Given exercise:
Reproduce each of the rows below verbatim, keeping every character and line in its original order.

* start *

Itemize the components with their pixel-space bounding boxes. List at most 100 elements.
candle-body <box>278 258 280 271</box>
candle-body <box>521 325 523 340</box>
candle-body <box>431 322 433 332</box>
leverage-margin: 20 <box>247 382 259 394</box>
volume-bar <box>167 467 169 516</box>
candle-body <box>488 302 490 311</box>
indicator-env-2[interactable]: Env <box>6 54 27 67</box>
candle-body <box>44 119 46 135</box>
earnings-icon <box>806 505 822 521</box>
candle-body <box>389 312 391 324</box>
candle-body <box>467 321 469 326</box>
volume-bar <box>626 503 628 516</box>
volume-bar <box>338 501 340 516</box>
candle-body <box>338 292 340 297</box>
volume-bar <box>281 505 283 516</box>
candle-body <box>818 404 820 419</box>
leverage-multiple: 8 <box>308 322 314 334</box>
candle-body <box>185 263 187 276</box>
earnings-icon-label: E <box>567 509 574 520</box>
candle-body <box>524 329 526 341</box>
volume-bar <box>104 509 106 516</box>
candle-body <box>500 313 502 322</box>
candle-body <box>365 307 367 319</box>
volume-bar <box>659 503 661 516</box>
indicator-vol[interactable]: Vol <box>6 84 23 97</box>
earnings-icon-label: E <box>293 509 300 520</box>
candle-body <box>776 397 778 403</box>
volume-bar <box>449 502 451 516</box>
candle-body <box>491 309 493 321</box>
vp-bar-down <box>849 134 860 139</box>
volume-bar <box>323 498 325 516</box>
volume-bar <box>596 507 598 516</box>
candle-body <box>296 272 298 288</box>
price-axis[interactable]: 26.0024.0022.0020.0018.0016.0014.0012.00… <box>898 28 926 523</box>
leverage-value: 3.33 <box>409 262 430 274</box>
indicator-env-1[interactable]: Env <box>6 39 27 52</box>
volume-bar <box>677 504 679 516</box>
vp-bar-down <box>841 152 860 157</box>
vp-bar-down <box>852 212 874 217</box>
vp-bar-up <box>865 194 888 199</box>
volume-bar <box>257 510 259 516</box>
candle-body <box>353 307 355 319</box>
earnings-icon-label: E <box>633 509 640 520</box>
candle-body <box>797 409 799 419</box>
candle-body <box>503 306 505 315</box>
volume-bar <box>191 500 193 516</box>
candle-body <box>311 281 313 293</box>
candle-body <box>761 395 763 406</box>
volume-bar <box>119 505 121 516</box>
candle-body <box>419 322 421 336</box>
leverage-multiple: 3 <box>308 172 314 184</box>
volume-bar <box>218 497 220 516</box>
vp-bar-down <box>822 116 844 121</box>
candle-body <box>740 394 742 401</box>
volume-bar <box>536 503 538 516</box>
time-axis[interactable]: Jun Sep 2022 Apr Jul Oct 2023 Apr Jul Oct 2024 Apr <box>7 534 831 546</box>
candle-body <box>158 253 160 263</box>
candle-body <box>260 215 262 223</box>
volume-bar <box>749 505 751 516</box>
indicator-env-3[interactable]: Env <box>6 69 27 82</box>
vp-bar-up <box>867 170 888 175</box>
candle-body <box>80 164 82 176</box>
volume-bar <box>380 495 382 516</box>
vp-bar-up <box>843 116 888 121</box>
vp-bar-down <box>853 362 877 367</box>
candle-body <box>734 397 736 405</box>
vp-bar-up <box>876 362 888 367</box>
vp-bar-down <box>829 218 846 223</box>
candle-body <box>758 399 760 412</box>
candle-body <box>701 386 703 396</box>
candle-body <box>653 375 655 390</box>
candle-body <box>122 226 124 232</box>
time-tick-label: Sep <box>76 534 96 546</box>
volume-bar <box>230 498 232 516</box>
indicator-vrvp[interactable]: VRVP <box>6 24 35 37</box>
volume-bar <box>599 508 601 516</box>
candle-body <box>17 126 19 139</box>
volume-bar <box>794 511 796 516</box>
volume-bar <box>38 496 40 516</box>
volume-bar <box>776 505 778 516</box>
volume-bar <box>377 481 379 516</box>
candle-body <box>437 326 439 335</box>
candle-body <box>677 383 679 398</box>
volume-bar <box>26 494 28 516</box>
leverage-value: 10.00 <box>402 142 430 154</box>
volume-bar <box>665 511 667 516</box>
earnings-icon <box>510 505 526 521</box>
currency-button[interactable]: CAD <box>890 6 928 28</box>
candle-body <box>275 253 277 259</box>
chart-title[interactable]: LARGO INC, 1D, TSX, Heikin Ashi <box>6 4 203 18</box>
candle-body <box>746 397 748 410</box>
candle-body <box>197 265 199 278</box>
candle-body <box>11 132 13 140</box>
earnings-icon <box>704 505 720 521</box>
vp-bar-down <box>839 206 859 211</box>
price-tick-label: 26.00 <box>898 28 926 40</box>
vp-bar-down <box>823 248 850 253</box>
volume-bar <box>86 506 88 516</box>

* end *

In response:
Itemize the components with their pixel-space bounding boxes. List at most 100 elements.
candle-body <box>278 258 280 271</box>
candle-body <box>521 325 523 340</box>
candle-body <box>431 322 433 332</box>
leverage-margin: 20 <box>247 382 259 394</box>
volume-bar <box>167 467 169 516</box>
candle-body <box>488 302 490 311</box>
indicator-env-2[interactable]: Env <box>6 54 27 67</box>
candle-body <box>44 119 46 135</box>
earnings-icon <box>806 505 822 521</box>
candle-body <box>389 312 391 324</box>
candle-body <box>467 321 469 326</box>
volume-bar <box>626 503 628 516</box>
volume-bar <box>338 501 340 516</box>
candle-body <box>338 292 340 297</box>
volume-bar <box>281 505 283 516</box>
candle-body <box>818 404 820 419</box>
leverage-multiple: 8 <box>308 322 314 334</box>
candle-body <box>185 263 187 276</box>
earnings-icon-label: E <box>567 509 574 520</box>
candle-body <box>524 329 526 341</box>
volume-bar <box>104 509 106 516</box>
candle-body <box>500 313 502 322</box>
candle-body <box>365 307 367 319</box>
volume-bar <box>659 503 661 516</box>
indicator-vol[interactable]: Vol <box>6 84 23 97</box>
earnings-icon-label: E <box>293 509 300 520</box>
candle-body <box>776 397 778 403</box>
volume-bar <box>449 502 451 516</box>
candle-body <box>491 309 493 321</box>
vp-bar-down <box>849 134 860 139</box>
volume-bar <box>323 498 325 516</box>
volume-bar <box>596 507 598 516</box>
candle-body <box>296 272 298 288</box>
price-axis[interactable]: 26.0024.0022.0020.0018.0016.0014.0012.00… <box>898 28 926 523</box>
leverage-value: 3.33 <box>409 262 430 274</box>
indicator-env-1[interactable]: Env <box>6 39 27 52</box>
volume-bar <box>677 504 679 516</box>
vp-bar-down <box>841 152 860 157</box>
vp-bar-down <box>852 212 874 217</box>
vp-bar-up <box>865 194 888 199</box>
volume-bar <box>257 510 259 516</box>
candle-body <box>353 307 355 319</box>
earnings-icon-label: E <box>633 509 640 520</box>
candle-body <box>797 409 799 419</box>
candle-body <box>503 306 505 315</box>
volume-bar <box>191 500 193 516</box>
candle-body <box>311 281 313 293</box>
candle-body <box>761 395 763 406</box>
volume-bar <box>119 505 121 516</box>
candle-body <box>419 322 421 336</box>
leverage-multiple: 3 <box>308 172 314 184</box>
volume-bar <box>218 497 220 516</box>
vp-bar-down <box>822 116 844 121</box>
candle-body <box>740 394 742 401</box>
volume-bar <box>536 503 538 516</box>
time-axis[interactable]: Jun Sep 2022 Apr Jul Oct 2023 Apr Jul Oct 2024 Apr <box>7 534 831 546</box>
candle-body <box>158 253 160 263</box>
candle-body <box>260 215 262 223</box>
volume-bar <box>749 505 751 516</box>
indicator-env-3[interactable]: Env <box>6 69 27 82</box>
vp-bar-up <box>867 170 888 175</box>
candle-body <box>80 164 82 176</box>
volume-bar <box>380 495 382 516</box>
vp-bar-up <box>843 116 888 121</box>
vp-bar-down <box>853 362 877 367</box>
candle-body <box>734 397 736 405</box>
vp-bar-up <box>876 362 888 367</box>
vp-bar-down <box>829 218 846 223</box>
candle-body <box>758 399 760 412</box>
candle-body <box>701 386 703 396</box>
candle-body <box>653 375 655 390</box>
candle-body <box>122 226 124 232</box>
time-tick-label: Sep <box>76 534 96 546</box>
volume-bar <box>230 498 232 516</box>
indicator-vrvp[interactable]: VRVP <box>6 24 35 37</box>
volume-bar <box>599 508 601 516</box>
candle-body <box>17 126 19 139</box>
volume-bar <box>794 511 796 516</box>
volume-bar <box>38 496 40 516</box>
volume-bar <box>776 505 778 516</box>
volume-bar <box>377 481 379 516</box>
candle-body <box>437 326 439 335</box>
candle-body <box>677 383 679 398</box>
volume-bar <box>26 494 28 516</box>
leverage-value: 10.00 <box>402 142 430 154</box>
volume-bar <box>665 511 667 516</box>
earnings-icon <box>510 505 526 521</box>
currency-button[interactable]: CAD <box>890 6 928 28</box>
candle-body <box>275 253 277 259</box>
chart-title[interactable]: LARGO INC, 1D, TSX, Heikin Ashi <box>6 4 203 18</box>
candle-body <box>746 397 748 410</box>
candle-body <box>197 265 199 278</box>
candle-body <box>11 132 13 140</box>
earnings-icon <box>704 505 720 521</box>
vp-bar-down <box>839 206 859 211</box>
price-tick-label: 26.00 <box>898 28 926 40</box>
vp-bar-down <box>823 248 850 253</box>
volume-bar <box>86 506 88 516</box>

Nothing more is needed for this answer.